* **OBJECTIVE**: Reproduce each line of the listing exactly.

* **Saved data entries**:
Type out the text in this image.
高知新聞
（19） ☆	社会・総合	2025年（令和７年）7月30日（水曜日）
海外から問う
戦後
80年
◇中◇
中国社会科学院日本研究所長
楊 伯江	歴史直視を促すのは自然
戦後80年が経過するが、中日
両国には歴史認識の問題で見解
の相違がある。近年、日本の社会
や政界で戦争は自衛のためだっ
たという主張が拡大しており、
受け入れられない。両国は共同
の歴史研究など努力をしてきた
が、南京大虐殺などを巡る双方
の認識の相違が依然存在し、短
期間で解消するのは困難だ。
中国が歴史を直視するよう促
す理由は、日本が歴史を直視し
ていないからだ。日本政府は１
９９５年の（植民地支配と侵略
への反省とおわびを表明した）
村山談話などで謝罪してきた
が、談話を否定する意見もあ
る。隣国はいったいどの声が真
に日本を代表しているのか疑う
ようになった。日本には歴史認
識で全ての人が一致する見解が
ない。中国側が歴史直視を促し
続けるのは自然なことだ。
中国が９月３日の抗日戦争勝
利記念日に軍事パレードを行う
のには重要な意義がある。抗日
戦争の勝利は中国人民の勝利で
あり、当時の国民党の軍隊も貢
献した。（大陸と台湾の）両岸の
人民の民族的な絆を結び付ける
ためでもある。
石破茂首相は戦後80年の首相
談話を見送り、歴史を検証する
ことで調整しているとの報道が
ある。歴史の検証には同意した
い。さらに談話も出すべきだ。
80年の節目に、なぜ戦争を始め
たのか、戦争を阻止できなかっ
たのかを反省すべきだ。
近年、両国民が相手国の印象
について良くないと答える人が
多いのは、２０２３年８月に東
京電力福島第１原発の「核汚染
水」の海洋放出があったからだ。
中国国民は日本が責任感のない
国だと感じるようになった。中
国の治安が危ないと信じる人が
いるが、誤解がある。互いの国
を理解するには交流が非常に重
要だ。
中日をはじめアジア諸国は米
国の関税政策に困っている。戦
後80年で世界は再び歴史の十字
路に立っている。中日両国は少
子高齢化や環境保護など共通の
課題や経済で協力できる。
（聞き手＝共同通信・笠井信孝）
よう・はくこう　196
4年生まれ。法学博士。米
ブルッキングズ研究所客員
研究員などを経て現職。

* **COMPLETED EXERCISE**:
Type out the text in this image.
高知新聞
（19） ☆	社会・総合	2025年（令和７年）7月30日（水曜日）
海外から問う
戦後
80年
◇中◇
中国社会科学院日本研究所長
楊 伯江	歴史直視を促すのは自然
戦後80年が経過するが、中日
両国には歴史認識の問題で見解
の相違がある。近年、日本の社会
や政界で戦争は自衛のためだっ
たという主張が拡大しており、
受け入れられない。両国は共同
の歴史研究など努力をしてきた
が、南京大虐殺などを巡る双方
の認識の相違が依然存在し、短
期間で解消するのは困難だ。
中国が歴史を直視するよう促
す理由は、日本が歴史を直視し
ていないからだ。日本政府は１
９９５年の（植民地支配と侵略
への反省とおわびを表明した）
村山談話などで謝罪してきた
が、談話を否定する意見もあ
る。隣国はいったいどの声が真
に日本を代表しているのか疑う
ようになった。日本には歴史認
識で全ての人が一致する見解が
ない。中国側が歴史直視を促し
続けるのは自然なことだ。
中国が９月３日の抗日戦争勝
利記念日に軍事パレードを行う
のには重要な意義がある。抗日
戦争の勝利は中国人民の勝利で
あり、当時の国民党の軍隊も貢
献した。（大陸と台湾の）両岸の
人民の民族的な絆を結び付ける
ためでもある。
石破茂首相は戦後80年の首相
談話を見送り、歴史を検証する
ことで調整しているとの報道が
ある。歴史の検証には同意した
い。さらに談話も出すべきだ。
80年の節目に、なぜ戦争を始め
たのか、戦争を阻止できなかっ
たのかを反省すべきだ。
近年、両国民が相手国の印象
について良くないと答える人が
多いのは、２０２３年８月に東
京電力福島第１原発の「核汚染
水」の海洋放出があったからだ。
中国国民は日本が責任感のない
国だと感じるようになった。中
国の治安が危ないと信じる人が
いるが、誤解がある。互いの国
を理解するには交流が非常に重
要だ。
中日をはじめアジア諸国は米
国の関税政策に困っている。戦
後80年で世界は再び歴史の十字
路に立っている。中日両国は少
子高齢化や環境保護など共通の
課題や経済で協力できる。
（聞き手＝共同通信・笠井信孝）
よう・はくこう　196
4年生まれ。法学博士。米
ブルッキングズ研究所客員
研究員などを経て現職。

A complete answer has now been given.